*Exercise:* Output all the material that follows, exactly as given.

*Dataset records:*
☆ ☆ ☆

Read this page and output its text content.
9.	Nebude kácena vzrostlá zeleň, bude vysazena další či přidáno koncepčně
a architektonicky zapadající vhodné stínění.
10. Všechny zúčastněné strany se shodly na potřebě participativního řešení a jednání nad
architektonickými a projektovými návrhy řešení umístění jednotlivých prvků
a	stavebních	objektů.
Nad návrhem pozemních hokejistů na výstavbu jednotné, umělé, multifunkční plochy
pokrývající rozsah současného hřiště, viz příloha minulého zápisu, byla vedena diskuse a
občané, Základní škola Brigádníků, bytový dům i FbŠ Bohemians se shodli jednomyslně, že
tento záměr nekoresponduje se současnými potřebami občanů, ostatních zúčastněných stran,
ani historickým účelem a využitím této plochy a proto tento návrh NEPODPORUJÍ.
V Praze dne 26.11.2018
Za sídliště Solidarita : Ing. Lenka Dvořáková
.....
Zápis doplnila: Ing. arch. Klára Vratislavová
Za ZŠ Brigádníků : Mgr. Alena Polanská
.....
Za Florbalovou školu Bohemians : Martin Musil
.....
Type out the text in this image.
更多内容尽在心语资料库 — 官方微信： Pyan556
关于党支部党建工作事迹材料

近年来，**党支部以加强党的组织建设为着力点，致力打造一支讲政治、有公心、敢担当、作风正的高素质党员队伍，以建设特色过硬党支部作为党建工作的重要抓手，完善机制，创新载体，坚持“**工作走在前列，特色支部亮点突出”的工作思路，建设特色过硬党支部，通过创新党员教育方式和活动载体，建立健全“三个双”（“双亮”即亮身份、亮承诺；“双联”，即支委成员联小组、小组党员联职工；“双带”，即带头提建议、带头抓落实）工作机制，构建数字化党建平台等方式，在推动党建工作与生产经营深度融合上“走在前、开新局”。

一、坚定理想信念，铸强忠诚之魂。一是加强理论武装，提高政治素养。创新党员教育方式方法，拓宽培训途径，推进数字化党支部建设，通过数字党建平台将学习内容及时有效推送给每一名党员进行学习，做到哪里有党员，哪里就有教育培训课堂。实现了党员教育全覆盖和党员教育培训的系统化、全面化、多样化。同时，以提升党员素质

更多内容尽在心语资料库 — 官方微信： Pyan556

☆ ☆ ☆

*The answer:*
Read this page and output its text content.
9.	Nebude kácena vzrostlá zeleň, bude vysazena další či přidáno koncepčně
a architektonicky zapadající vhodné stínění.
10. Všechny zúčastněné strany se shodly na potřebě participativního řešení a jednání nad
architektonickými a projektovými návrhy řešení umístění jednotlivých prvků
a	stavebních	objektů.
Nad návrhem pozemních hokejistů na výstavbu jednotné, umělé, multifunkční plochy
pokrývající rozsah současného hřiště, viz příloha minulého zápisu, byla vedena diskuse a
občané, Základní škola Brigádníků, bytový dům i FbŠ Bohemians se shodli jednomyslně, že
tento záměr nekoresponduje se současnými potřebami občanů, ostatních zúčastněných stran,
ani historickým účelem a využitím této plochy a proto tento návrh NEPODPORUJÍ.
V Praze dne 26.11.2018
Za sídliště Solidarita : Ing. Lenka Dvořáková
.....
Zápis doplnila: Ing. arch. Klára Vratislavová
Za ZŠ Brigádníků : Mgr. Alena Polanská
.....
Za Florbalovou školu Bohemians : Martin Musil
.....
Type out the text in this image.
更多内容尽在心语资料库 — 官方微信： Pyan556
关于党支部党建工作事迹材料

近年来，**党支部以加强党的组织建设为着力点，致力打造一支讲政治、有公心、敢担当、作风正的高素质党员队伍，以建设特色过硬党支部作为党建工作的重要抓手，完善机制，创新载体，坚持“**工作走在前列，特色支部亮点突出”的工作思路，建设特色过硬党支部，通过创新党员教育方式和活动载体，建立健全“三个双”（“双亮”即亮身份、亮承诺；“双联”，即支委成员联小组、小组党员联职工；“双带”，即带头提建议、带头抓落实）工作机制，构建数字化党建平台等方式，在推动党建工作与生产经营深度融合上“走在前、开新局”。

一、坚定理想信念，铸强忠诚之魂。一是加强理论武装，提高政治素养。创新党员教育方式方法，拓宽培训途径，推进数字化党支部建设，通过数字党建平台将学习内容及时有效推送给每一名党员进行学习，做到哪里有党员，哪里就有教育培训课堂。实现了党员教育全覆盖和党员教育培训的系统化、全面化、多样化。同时，以提升党员素质

更多内容尽在心语资料库 — 官方微信： Pyan556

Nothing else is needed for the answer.